§ **Stated task**:
In the entries below, count each line holding the word "хранения". Answer with the total alone.

Saved data entries:
——

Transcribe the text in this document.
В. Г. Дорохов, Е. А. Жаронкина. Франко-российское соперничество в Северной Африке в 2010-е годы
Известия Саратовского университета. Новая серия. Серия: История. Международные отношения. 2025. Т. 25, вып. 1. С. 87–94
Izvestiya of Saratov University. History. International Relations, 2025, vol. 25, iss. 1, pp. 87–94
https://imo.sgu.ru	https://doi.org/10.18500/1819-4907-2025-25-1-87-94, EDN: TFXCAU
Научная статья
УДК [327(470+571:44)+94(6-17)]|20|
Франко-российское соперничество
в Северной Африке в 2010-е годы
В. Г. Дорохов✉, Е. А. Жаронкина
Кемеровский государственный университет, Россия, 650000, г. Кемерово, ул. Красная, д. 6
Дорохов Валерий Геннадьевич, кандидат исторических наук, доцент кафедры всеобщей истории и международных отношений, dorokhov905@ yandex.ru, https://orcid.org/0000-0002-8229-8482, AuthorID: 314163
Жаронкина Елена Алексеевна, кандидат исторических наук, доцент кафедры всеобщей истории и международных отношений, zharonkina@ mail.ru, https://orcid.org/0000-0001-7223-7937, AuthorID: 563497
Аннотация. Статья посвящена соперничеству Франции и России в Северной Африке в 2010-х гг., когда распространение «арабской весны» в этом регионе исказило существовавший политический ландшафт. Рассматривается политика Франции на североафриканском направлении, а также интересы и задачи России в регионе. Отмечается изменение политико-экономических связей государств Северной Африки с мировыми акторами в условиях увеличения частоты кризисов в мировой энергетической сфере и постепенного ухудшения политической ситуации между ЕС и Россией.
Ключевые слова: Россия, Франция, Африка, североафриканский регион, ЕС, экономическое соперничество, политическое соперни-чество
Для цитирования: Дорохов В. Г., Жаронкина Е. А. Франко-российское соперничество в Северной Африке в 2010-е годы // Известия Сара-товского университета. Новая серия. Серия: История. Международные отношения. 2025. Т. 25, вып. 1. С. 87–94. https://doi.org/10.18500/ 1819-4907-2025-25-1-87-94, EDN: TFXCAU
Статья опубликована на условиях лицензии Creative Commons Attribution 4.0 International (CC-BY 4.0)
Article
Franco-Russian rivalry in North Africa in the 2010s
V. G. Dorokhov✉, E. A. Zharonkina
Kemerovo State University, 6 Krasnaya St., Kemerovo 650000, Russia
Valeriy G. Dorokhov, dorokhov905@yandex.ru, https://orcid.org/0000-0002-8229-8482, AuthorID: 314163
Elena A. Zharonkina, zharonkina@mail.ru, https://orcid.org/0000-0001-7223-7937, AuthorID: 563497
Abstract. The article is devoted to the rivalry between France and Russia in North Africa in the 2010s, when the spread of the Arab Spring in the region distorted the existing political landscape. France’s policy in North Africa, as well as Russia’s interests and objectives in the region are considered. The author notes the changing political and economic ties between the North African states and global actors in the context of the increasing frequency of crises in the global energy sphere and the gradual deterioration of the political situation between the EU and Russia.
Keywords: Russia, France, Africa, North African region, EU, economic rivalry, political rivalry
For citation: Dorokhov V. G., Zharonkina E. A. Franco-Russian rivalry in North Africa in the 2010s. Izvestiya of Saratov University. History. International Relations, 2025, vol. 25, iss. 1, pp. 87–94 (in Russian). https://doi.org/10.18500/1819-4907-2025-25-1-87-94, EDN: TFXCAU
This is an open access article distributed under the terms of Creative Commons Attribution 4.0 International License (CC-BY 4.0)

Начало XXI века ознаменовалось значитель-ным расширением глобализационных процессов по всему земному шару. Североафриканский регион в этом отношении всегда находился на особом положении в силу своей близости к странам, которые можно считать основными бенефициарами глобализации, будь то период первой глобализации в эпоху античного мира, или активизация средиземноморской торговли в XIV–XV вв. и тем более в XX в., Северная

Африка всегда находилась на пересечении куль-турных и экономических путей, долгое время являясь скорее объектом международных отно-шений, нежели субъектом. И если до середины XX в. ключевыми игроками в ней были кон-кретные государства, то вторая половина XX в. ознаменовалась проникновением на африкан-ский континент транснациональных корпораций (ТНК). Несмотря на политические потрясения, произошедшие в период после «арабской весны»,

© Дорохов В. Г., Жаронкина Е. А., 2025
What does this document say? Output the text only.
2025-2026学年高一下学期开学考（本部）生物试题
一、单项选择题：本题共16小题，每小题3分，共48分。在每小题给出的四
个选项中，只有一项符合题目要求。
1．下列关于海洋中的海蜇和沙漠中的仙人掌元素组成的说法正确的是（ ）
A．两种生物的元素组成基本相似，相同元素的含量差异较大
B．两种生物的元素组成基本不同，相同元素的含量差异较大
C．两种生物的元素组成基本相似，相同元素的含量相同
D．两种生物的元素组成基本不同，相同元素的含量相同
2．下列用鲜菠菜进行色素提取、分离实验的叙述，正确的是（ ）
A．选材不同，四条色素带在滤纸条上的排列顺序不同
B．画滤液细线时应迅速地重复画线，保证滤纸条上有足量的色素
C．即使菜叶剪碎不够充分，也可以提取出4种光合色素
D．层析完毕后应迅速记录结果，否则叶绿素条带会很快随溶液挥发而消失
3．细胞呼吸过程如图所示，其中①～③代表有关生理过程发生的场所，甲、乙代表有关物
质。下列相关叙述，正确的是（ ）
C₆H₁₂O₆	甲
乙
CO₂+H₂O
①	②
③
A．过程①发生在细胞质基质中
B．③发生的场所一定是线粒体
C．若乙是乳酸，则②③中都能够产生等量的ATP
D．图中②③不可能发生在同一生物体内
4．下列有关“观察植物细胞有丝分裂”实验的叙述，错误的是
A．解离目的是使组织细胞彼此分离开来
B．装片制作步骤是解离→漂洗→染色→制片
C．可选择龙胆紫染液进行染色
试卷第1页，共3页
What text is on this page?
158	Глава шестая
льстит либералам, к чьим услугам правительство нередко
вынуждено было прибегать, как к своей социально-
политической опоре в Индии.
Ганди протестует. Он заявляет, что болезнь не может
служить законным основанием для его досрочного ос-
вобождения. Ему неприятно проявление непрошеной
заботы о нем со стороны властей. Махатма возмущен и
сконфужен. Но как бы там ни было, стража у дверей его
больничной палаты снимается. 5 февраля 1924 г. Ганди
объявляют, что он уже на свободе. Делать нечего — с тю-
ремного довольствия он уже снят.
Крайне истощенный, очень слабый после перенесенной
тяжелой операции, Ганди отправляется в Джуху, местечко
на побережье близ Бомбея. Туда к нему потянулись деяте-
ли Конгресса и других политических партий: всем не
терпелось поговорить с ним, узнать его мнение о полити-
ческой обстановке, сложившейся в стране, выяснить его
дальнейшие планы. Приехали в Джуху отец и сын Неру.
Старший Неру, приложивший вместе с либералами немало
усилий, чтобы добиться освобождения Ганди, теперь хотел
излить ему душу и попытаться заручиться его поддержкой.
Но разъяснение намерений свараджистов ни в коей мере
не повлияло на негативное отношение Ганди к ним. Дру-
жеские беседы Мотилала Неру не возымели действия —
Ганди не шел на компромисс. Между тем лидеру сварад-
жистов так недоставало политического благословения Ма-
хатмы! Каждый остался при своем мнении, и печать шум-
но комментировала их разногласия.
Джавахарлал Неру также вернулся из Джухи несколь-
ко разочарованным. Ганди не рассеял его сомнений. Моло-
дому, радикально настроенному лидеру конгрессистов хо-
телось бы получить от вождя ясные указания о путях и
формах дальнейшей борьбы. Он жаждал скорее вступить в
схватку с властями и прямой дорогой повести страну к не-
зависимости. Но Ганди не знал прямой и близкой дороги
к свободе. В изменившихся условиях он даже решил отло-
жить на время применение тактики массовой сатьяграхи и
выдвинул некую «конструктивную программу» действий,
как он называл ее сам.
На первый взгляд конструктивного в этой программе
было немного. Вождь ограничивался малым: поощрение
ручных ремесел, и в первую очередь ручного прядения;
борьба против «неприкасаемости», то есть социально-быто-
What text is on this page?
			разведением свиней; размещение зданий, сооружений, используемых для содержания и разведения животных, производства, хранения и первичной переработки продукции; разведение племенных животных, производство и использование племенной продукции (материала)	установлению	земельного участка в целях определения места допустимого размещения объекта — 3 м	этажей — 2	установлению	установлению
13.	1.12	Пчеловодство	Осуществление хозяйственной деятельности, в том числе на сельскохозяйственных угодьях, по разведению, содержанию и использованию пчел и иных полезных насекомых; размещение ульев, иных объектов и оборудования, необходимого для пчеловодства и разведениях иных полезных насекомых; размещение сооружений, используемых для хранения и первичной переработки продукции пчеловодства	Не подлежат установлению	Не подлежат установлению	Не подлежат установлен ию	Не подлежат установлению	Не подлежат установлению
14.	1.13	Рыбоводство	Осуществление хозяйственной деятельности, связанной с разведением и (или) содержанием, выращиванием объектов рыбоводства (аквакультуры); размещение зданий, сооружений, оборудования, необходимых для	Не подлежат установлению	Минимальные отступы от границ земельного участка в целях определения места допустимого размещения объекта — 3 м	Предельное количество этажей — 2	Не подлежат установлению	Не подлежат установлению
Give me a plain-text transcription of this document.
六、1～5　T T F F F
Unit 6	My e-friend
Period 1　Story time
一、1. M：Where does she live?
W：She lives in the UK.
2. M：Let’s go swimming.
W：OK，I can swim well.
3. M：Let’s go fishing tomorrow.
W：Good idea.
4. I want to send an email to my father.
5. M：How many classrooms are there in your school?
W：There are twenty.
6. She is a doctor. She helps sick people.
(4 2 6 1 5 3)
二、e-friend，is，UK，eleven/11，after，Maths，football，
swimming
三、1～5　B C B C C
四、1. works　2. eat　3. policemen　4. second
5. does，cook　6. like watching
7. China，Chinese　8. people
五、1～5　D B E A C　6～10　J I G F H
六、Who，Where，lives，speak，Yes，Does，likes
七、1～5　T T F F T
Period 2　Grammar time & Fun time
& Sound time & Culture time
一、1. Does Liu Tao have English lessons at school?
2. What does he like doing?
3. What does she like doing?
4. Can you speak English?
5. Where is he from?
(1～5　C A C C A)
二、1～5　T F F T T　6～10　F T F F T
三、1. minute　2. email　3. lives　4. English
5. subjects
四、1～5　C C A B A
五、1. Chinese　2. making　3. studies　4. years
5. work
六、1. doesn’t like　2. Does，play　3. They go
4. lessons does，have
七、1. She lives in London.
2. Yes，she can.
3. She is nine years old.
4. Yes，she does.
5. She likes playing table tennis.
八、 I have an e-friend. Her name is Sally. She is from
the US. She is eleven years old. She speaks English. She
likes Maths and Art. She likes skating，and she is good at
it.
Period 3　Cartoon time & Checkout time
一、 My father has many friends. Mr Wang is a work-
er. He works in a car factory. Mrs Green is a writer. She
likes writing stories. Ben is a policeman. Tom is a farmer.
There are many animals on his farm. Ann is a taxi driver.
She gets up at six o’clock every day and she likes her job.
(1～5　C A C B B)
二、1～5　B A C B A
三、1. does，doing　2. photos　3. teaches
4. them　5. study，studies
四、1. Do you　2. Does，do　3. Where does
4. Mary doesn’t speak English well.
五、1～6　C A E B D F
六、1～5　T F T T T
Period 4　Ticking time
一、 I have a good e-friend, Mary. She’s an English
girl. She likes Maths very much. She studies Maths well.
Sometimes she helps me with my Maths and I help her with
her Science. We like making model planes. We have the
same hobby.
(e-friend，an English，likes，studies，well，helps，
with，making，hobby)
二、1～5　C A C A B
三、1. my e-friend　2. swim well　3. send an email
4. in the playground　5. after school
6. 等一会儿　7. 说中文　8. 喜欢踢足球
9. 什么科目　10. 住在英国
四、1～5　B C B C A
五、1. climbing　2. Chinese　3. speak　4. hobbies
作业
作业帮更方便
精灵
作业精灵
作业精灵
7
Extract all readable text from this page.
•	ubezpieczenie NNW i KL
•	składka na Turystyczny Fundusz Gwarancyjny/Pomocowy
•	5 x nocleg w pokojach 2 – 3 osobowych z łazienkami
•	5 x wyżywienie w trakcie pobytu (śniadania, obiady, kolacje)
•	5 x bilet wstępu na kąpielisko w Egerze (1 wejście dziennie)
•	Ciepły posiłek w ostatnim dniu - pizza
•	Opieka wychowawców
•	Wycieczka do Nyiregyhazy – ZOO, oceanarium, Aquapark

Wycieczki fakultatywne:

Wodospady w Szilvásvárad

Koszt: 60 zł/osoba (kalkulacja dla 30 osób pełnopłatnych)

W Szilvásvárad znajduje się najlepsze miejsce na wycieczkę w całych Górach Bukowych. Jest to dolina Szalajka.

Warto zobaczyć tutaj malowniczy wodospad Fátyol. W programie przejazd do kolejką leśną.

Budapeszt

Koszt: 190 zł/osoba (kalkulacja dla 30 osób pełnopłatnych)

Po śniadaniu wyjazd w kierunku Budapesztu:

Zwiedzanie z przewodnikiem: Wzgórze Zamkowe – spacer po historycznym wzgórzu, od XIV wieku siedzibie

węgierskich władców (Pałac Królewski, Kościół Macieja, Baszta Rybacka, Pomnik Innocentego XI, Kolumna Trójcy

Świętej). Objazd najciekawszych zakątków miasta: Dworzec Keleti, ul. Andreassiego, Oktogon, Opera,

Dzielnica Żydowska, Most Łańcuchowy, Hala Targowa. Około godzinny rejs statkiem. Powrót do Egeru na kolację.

——

§ **The output**:
2